• [WORK TO DO]
Pick out every line in the data below that holds "precip".

▽

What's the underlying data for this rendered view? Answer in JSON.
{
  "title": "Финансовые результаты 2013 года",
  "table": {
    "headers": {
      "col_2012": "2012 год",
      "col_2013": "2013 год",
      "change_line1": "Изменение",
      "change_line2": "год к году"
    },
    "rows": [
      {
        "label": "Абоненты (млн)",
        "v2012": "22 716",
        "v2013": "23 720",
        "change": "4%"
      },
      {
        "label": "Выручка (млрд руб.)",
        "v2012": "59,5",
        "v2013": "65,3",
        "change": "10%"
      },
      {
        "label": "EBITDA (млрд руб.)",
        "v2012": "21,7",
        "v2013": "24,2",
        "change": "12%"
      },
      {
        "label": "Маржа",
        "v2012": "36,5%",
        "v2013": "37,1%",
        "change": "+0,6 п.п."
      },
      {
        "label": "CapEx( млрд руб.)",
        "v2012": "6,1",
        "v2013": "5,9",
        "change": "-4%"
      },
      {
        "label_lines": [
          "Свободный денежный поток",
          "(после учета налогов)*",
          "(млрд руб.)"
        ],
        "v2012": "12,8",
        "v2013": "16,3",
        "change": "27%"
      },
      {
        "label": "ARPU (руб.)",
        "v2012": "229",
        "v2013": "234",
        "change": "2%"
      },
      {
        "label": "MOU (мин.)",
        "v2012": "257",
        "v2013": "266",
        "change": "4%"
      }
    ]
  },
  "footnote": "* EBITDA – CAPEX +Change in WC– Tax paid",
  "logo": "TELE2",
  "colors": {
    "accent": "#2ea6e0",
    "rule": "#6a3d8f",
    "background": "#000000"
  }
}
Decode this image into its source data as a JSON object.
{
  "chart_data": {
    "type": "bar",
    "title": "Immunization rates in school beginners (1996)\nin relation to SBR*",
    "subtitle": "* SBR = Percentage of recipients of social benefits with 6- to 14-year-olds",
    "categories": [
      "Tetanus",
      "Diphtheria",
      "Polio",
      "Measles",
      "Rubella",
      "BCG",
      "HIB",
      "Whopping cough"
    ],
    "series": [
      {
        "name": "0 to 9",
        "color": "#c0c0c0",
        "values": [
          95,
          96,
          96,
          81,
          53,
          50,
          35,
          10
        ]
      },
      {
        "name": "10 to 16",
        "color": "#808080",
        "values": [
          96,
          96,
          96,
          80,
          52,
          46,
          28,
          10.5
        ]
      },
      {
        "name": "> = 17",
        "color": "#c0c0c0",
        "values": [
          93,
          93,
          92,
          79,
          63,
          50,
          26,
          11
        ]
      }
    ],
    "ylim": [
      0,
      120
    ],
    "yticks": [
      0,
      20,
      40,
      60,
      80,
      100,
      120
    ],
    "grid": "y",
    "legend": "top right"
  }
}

△
▽

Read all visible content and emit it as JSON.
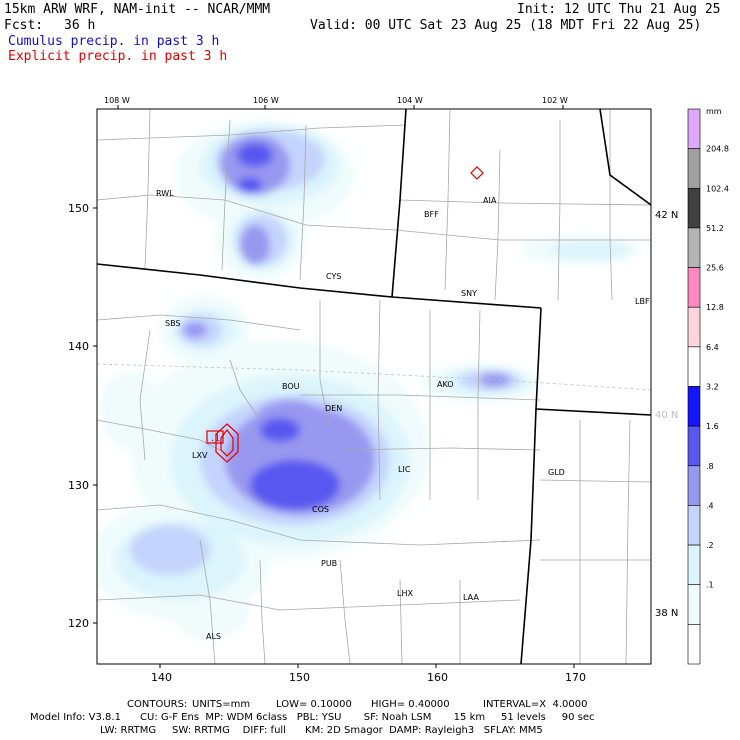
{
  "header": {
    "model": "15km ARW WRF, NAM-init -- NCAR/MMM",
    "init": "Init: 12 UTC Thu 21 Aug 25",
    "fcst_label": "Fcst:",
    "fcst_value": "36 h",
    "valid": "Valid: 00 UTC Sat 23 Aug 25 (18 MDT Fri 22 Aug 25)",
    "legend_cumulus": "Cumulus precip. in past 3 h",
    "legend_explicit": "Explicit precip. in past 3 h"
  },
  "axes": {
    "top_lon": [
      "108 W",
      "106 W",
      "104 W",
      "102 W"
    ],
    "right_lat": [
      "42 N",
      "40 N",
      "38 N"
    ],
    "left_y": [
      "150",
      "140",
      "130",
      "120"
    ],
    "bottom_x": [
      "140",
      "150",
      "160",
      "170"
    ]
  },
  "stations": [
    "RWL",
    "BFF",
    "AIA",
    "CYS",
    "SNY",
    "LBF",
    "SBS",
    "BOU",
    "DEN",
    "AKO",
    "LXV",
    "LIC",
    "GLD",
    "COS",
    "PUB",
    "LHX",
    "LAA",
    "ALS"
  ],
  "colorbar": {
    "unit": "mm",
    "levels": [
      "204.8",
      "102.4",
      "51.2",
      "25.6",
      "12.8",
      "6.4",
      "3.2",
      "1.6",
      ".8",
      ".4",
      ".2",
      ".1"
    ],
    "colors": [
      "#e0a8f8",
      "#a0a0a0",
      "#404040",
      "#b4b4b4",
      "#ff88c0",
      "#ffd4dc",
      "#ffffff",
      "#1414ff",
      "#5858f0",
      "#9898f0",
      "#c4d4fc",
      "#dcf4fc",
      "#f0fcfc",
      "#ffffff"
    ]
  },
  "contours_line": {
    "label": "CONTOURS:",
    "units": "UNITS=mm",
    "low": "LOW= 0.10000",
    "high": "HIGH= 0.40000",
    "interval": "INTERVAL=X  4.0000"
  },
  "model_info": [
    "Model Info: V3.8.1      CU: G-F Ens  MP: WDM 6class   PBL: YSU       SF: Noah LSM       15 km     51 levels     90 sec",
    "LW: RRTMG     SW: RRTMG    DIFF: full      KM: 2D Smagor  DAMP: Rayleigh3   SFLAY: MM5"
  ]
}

△

• [RESPONSE TO THE TASK]
    "legend_cumulus": "Cumulus precip. in past 3 h",
    "legend_explicit": "Explicit precip. in past 3 h"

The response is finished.